**RECORD EXTRACTS**
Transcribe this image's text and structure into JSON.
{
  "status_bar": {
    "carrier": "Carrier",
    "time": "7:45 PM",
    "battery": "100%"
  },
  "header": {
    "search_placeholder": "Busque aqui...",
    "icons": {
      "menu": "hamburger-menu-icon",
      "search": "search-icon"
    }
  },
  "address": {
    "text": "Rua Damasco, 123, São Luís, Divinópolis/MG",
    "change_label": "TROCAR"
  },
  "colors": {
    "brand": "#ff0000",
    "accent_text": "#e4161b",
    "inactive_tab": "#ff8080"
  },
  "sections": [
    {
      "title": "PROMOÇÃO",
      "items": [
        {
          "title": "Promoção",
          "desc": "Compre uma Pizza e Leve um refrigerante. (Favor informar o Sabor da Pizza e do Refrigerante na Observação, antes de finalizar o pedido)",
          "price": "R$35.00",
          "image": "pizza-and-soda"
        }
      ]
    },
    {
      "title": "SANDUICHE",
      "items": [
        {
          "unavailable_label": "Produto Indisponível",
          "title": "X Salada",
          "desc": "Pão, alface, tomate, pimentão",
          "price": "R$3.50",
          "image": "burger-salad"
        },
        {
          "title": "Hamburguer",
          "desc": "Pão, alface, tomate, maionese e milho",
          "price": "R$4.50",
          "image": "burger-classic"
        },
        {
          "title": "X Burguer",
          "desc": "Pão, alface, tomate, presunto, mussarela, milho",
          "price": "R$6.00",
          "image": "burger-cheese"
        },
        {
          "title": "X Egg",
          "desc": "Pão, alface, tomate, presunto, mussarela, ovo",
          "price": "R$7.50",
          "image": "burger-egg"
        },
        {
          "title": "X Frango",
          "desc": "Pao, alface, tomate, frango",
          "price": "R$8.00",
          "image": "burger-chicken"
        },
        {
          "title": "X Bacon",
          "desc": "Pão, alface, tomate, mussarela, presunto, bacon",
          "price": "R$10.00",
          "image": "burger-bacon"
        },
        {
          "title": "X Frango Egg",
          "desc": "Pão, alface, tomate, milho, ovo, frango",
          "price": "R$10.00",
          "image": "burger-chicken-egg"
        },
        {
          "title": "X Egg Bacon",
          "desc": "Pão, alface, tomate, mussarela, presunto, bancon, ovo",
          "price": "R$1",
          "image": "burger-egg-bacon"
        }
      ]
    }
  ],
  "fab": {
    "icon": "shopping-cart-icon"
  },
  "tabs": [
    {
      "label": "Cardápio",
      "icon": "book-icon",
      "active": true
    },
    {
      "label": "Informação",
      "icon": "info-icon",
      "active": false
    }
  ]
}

**SET TASK**
Each line of the material above must be retyped precisely.

**IN RESPONSE**
Transcribe this image's text and structure into JSON.
{
  "status_bar": {
    "carrier": "Carrier",
    "time": "7:45 PM",
    "battery": "100%"
  },
  "header": {
    "search_placeholder": "Busque aqui...",
    "icons": {
      "menu": "hamburger-menu-icon",
      "search": "search-icon"
    }
  },
  "address": {
    "text": "Rua Damasco, 123, São Luís, Divinópolis/MG",
    "change_label": "TROCAR"
  },
  "colors": {
    "brand": "#ff0000",
    "accent_text": "#e4161b",
    "inactive_tab": "#ff8080"
  },
  "sections": [
    {
      "title": "PROMOÇÃO",
      "items": [
        {
          "title": "Promoção",
          "desc": "Compre uma Pizza e Leve um refrigerante. (Favor informar o Sabor da Pizza e do Refrigerante na Observação, antes de finalizar o pedido)",
          "price": "R$35.00",
          "image": "pizza-and-soda"
        }
      ]
    },
    {
      "title": "SANDUICHE",
      "items": [
        {
          "unavailable_label": "Produto Indisponível",
          "title": "X Salada",
          "desc": "Pão, alface, tomate, pimentão",
          "price": "R$3.50",
          "image": "burger-salad"
        },
        {
          "title": "Hamburguer",
          "desc": "Pão, alface, tomate, maionese e milho",
          "price": "R$4.50",
          "image": "burger-classic"
        },
        {
          "title": "X Burguer",
          "desc": "Pão, alface, tomate, presunto, mussarela, milho",
          "price": "R$6.00",
          "image": "burger-cheese"
        },
        {
          "title": "X Egg",
          "desc": "Pão, alface, tomate, presunto, mussarela, ovo",
          "price": "R$7.50",
          "image": "burger-egg"
        },
        {
          "title": "X Frango",
          "desc": "Pao, alface, tomate, frango",
          "price": "R$8.00",
          "image": "burger-chicken"
        },
        {
          "title": "X Bacon",
          "desc": "Pão, alface, tomate, mussarela, presunto, bacon",
          "price": "R$10.00",
          "image": "burger-bacon"
        },
        {
          "title": "X Frango Egg",
          "desc": "Pão, alface, tomate, milho, ovo, frango",
          "price": "R$10.00",
          "image": "burger-chicken-egg"
        },
        {
          "title": "X Egg Bacon",
          "desc": "Pão, alface, tomate, mussarela, presunto, bancon, ovo",
          "price": "R$1",
          "image": "burger-egg-bacon"
        }
      ]
    }
  ],
  "fab": {
    "icon": "shopping-cart-icon"
  },
  "tabs": [
    {
      "label": "Cardápio",
      "icon": "book-icon",
      "active": true
    },
    {
      "label": "Informação",
      "icon": "info-icon",
      "active": false
    }
  ]
}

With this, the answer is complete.